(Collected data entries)
■ ■ ■ ■ ■ ■ ■

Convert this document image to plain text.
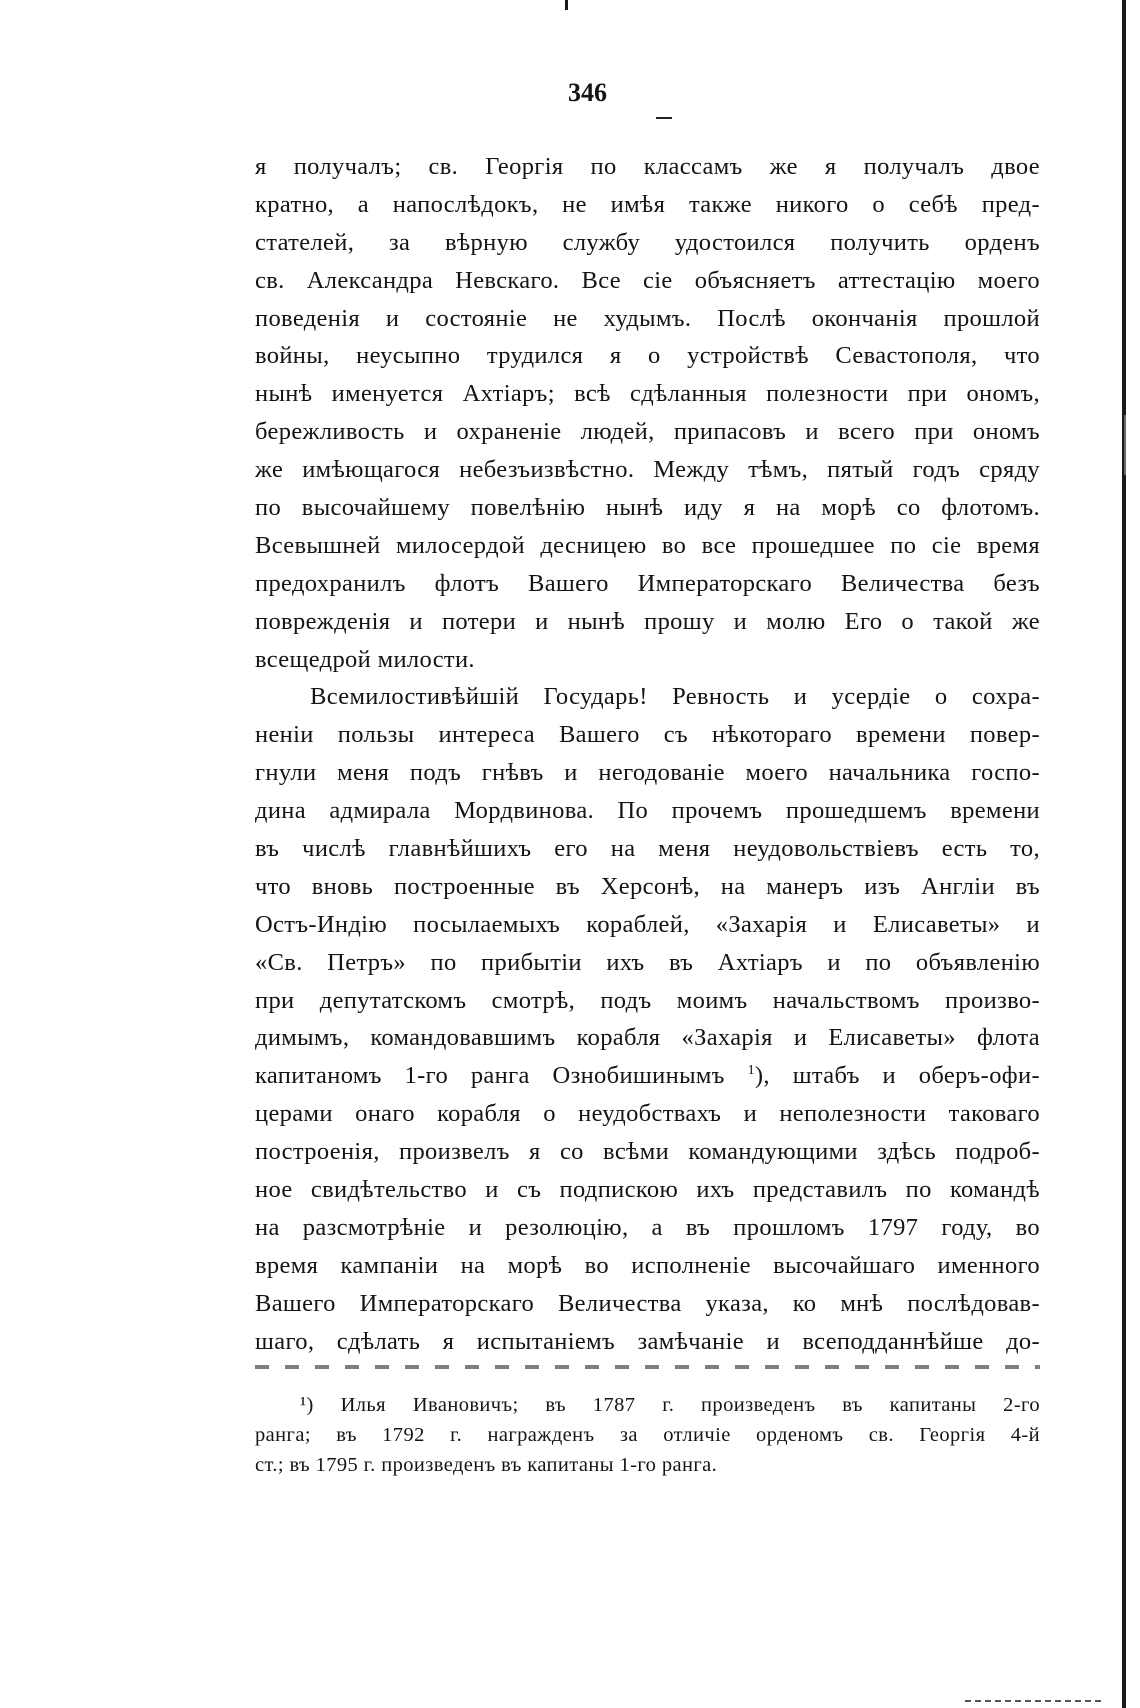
346
я получалъ; св. Георгія по классамъ же я получалъ двое
кратно, а напослѣдокъ, не имѣя также никого о себѣ пред-
стателей, за вѣрную службу удостоился получить орденъ
св. Александра Невскаго. Все сіе объясняетъ аттестацію моего
поведенія и состояніе не худымъ. Послѣ окончанія прошлой
войны, неусыпно трудился я о устройствѣ Севастополя, что
нынѣ именуется Ахтіаръ; всѣ сдѣланныя полезности при ономъ,
бережливость и охраненіе людей, припасовъ и всего при ономъ
же имѣющагося небезъизвѣстно. Между тѣмъ, пятый годъ сряду
по высочайшему повелѣнію нынѣ иду я на морѣ со флотомъ.
Всевышней милосердой десницею во все прошедшее по сіе время
предохранилъ флотъ Вашего Императорскаго Величества безъ
поврежденія и потери и нынѣ прошу и молю Его о такой же
всещедрой милости.
Всемилостивѣйшій Государь! Ревность и усердіе о сохра-
неніи пользы интереса Вашего съ нѣкотораго времени повер-
гнули меня подъ гнѣвъ и негодованіе моего начальника госпо-
дина адмирала Мордвинова. По прочемъ прошедшемъ времени
въ числѣ главнѣйшихъ его на меня неудовольствіевъ есть то,
что вновь построенные въ Херсонѣ, на манеръ изъ Англіи въ
Остъ-Индію посылаемыхъ кораблей, «Захарія и Елисаветы» и
«Св. Петръ» по прибытіи ихъ въ Ахтіаръ и по объявленію
при депутатскомъ смотрѣ, подъ моимъ начальствомъ произво-
димымъ, командовавшимъ корабля «Захарія и Елисаветы» флота
капитаномъ 1-го ранга Ознобишинымъ $^1$), штабъ и оберъ-офи-
церами онаго корабля о неудобствахъ и неполезности таковаго
построенія, произвелъ я со всѣми командующими здѣсь подроб-
ное свидѣтельство и съ подпискою ихъ представилъ по командѣ
на разсмотрѣніе и резолюцію, а въ прошломъ 1797 году, во
время кампаніи на морѣ во исполненіе высочайшаго именного
Вашего Императорскаго Величества указа, ко мнѣ послѣдовав-
шаго, сдѣлать я испытаніемъ замѣчаніе и всеподданнѣйше до-
¹) Илья Ивановичъ; въ 1787 г. произведенъ въ капитаны 2-го
ранга; въ 1792 г. награжденъ за отличіе орденомъ св. Георгія 4-й
ст.; въ 1795 г. произведенъ въ капитаны 1-го ранга.
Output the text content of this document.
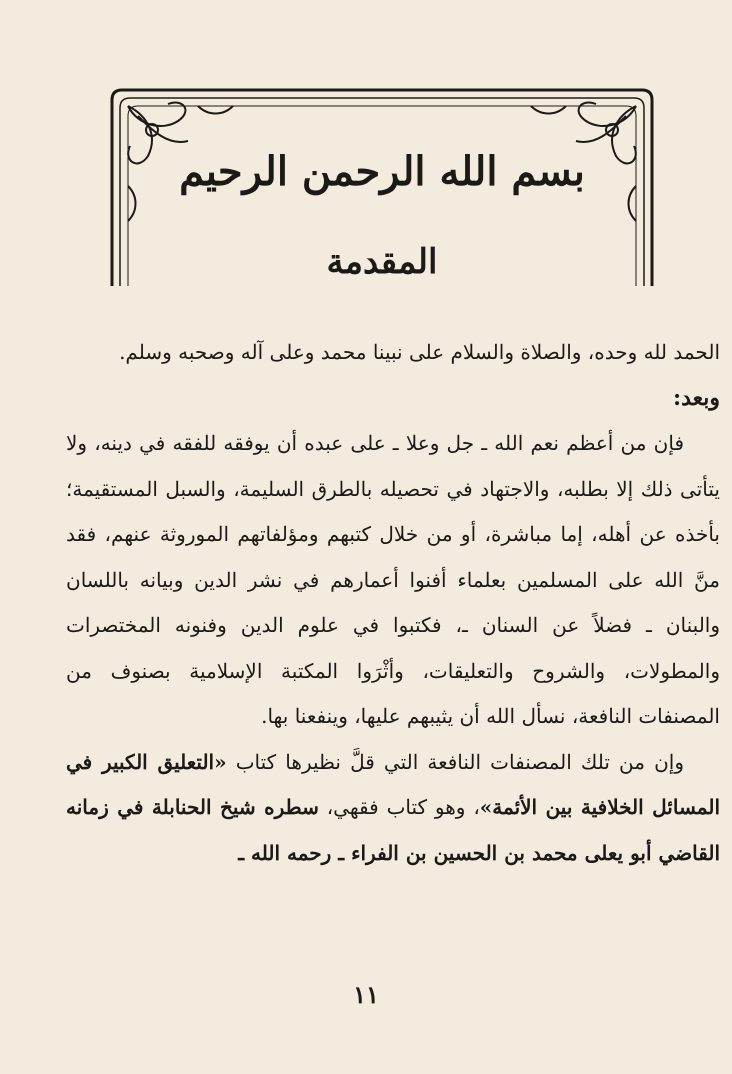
بسم الله الرحمن الرحيم
المقدمة

الحمد لله وحده، والصلاة والسلام على نبينا محمد وعلى آله وصحبه وسلم.

وبعد:

فإن من أعظم نعم الله ـ جل وعلا ـ على عبده أن يوفقه للفقه في دينه، ولا يتأتى ذلك إلا بطلبه، والاجتهاد في تحصيله بالطرق السليمة، والسبل المستقيمة؛ بأخذه عن أهله، إما مباشرة، أو من خلال كتبهم ومؤلفاتهم الموروثة عنهم، فقد منَّ الله على المسلمين بعلماء أفنوا أعمارهم في نشر الدين وبيانه باللسان والبنان ـ فضلاً عن السنان ـ، فكتبوا في علوم الدين وفنونه المختصرات والمطولات، والشروح والتعليقات، وأثْرَوا المكتبة الإسلامية بصنوف من المصنفات النافعة، نسأل الله أن يثيبهم عليها، وينفعنا بها.

وإن من تلك المصنفات النافعة التي قلَّ نظيرها كتاب «التعليق الكبير في المسائل الخلافية بين الأئمة»، وهو كتاب فقهي، سطره شيخ الحنابلة في زمانه القاضي أبو يعلى محمد بن الحسين بن الفراء ـ رحمه الله ـ

١١
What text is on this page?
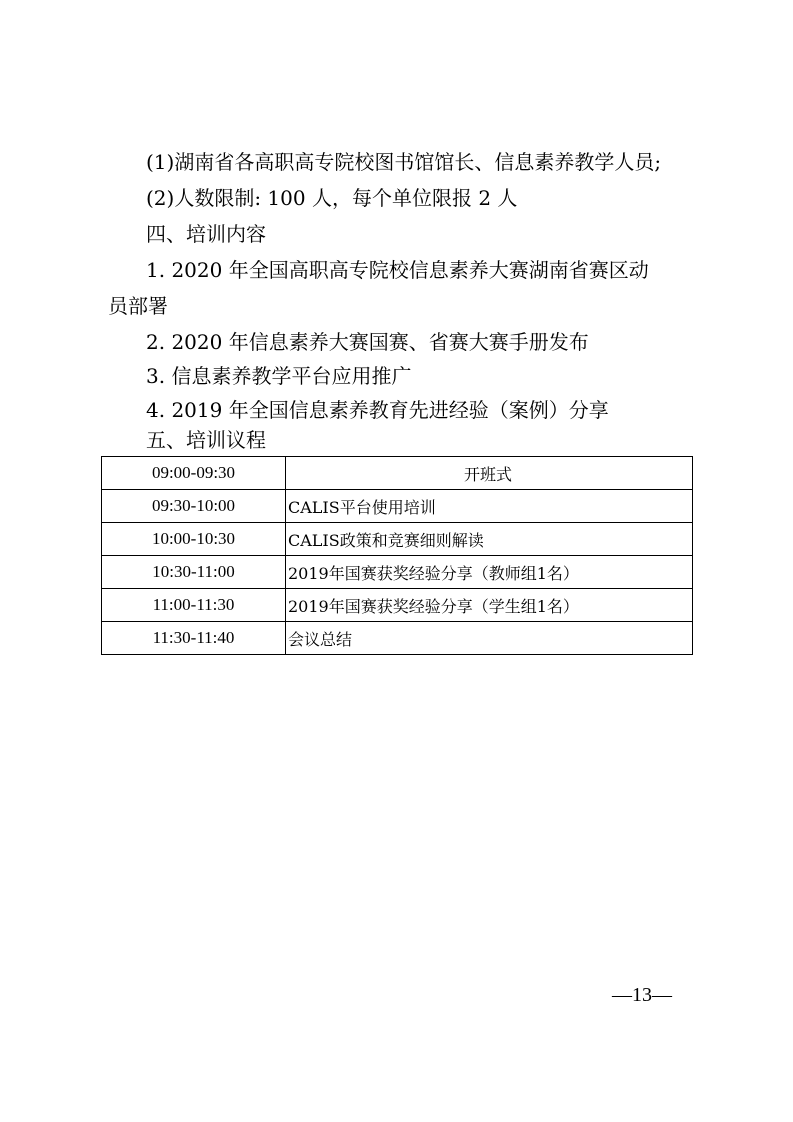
(1)湖南省各高职高专院校图书馆馆长、信息素养教学人员;
(2)人数限制: 100 人，每个单位限报 2 人
四、培训内容
1. 2020 年全国高职高专院校信息素养大赛湖南省赛区动
员部署
2. 2020 年信息素养大赛国赛、省赛大赛手册发布
3. 信息素养教学平台应用推广
4. 2019 年全国信息素养教育先进经验（案例）分享
五、培训议程
09:00-09:30	开班式
09:30-10:00	CALIS平台使用培训
10:00-10:30	CALIS政策和竞赛细则解读
10:30-11:00	2019年国赛获奖经验分享（教师组1名）
11:00-11:30	2019年国赛获奖经验分享（学生组1名）
11:30-11:40	会议总结
—13—
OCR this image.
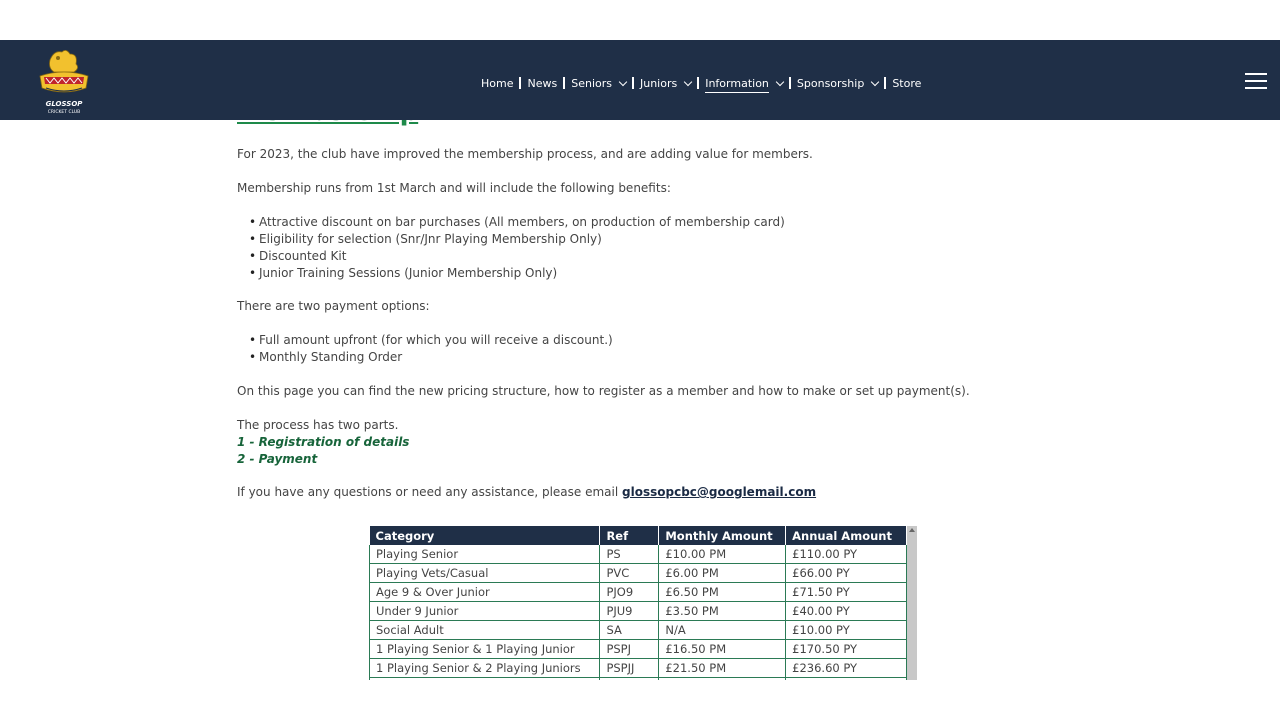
For 2023, the club have improved the membership process, and are adding value for members.

Membership runs from 1st March and will include the following benefits:

• Attractive discount on bar purchases (All members, on production of membership card)
• Eligibility for selection (Snr/Jnr Playing Membership Only)
• Discounted Kit
• Junior Training Sessions (Junior Membership Only)

There are two payment options:

• Full amount upfront (for which you will receive a discount.)
• Monthly Standing Order

On this page you can find the new pricing structure, how to register as a member and how to make or set up payment(s).

The process has two parts.
1 - Registration of details
2 - Payment

If you have any questions or need any assistance, please email glossopcbc@googlemail.com

Category	Ref	Monthly Amount	Annual Amount
Playing Senior	PS	£10.00 PM	£110.00 PY
Playing Vets/Casual	PVC	£6.00 PM	£66.00 PY
Age 9 & Over Junior	PJO9	£6.50 PM	£71.50 PY
Under 9 Junior	PJU9	£3.50 PM	£40.00 PY
Social Adult	SA	N/A	£10.00 PY
1 Playing Senior & 1 Playing Junior	PSPJ	£16.50 PM	£170.50 PY
1 Playing Senior & 2 Playing Juniors	PSPJJ	£21.50 PM	£236.60 PY

GLOSSOP
CRICKET CLUB
Home News Seniors	Juniors	Information	Sponsorship	Store
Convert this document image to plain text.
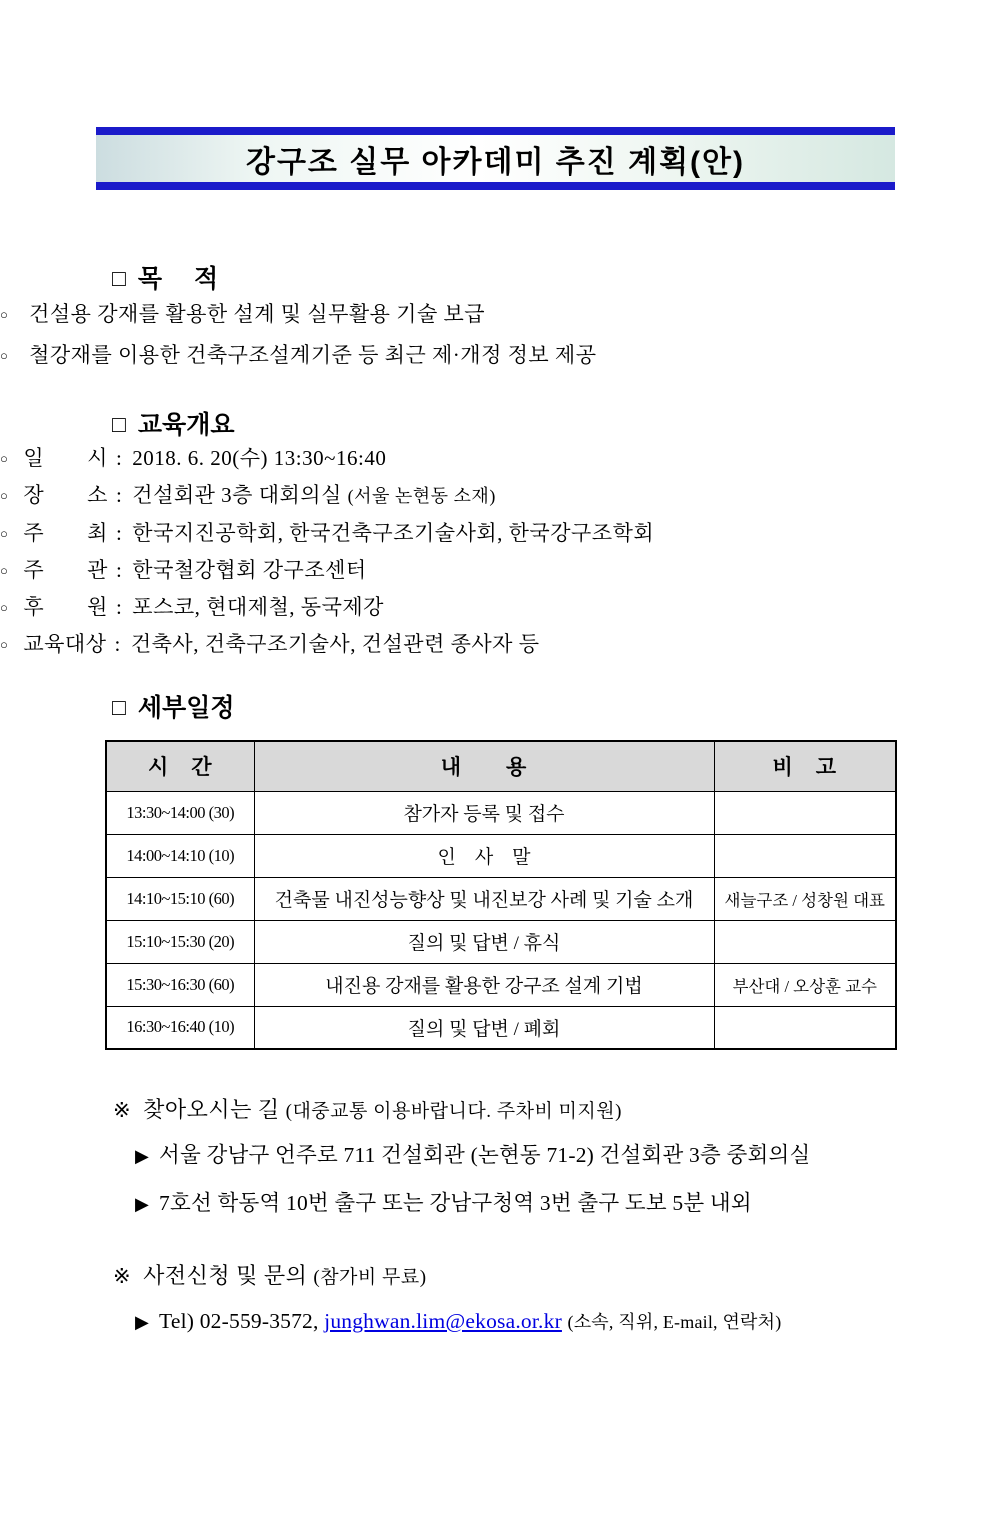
강구조 실무 아카데미 추진 계획(안)
□ 목　 적
○ 건설용 강재를 활용한 설계 및 실무활용 기술 보급
○ 철강재를 이용한 건축구조설계기준 등 최근 제·개정 정보 제공
□ 교육개요
○ 일　　시 : 2018. 6. 20(수) 13:30~16:40
○ 장　　소 : 건설회관 3층 대회의실 (서울 논현동 소재)
○ 주　　최 : 한국지진공학회, 한국건축구조기술사회, 한국강구조학회
○ 주　　관 : 한국철강협회 강구조센터
○ 후　　원 : 포스코, 현대제철, 동국제강
○ 교육대상 : 건축사, 건축구조기술사, 건설관련 종사자 등
□ 세부일정
시　간	내　　용	비　고
13:30~14:00 (30)	참가자 등록 및 접수	
14:00~14:10 (10)	인　사　말	
14:10~15:10 (60)	건축물 내진성능향상 및 내진보강 사례 및 기술 소개	새늘구조 / 성창원 대표
15:10~15:30 (20)	질의 및 답변 / 휴식	
15:30~16:30 (60)	내진용 강재를 활용한 강구조 설계 기법	부산대 / 오상훈 교수
16:30~16:40 (10)	질의 및 답변 / 폐회	
※ 찾아오시는 길 (대중교통 이용바랍니다. 주차비 미지원)
▶ 서울 강남구 언주로 711 건설회관 (논현동 71-2) 건설회관 3층 중회의실
▶ 7호선 학동역 10번 출구 또는 강남구청역 3번 출구 도보 5분 내외
※ 사전신청 및 문의 (참가비 무료)
▶ Tel) 02-559-3572, junghwan.lim@ekosa.or.kr (소속, 직위, E-mail, 연락처)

■ ■ ■ ■ ■ ■ ■

→ Prompt
Compute how many lines include the string "Вашего", then give that number by itself.

→ Exercise answer
3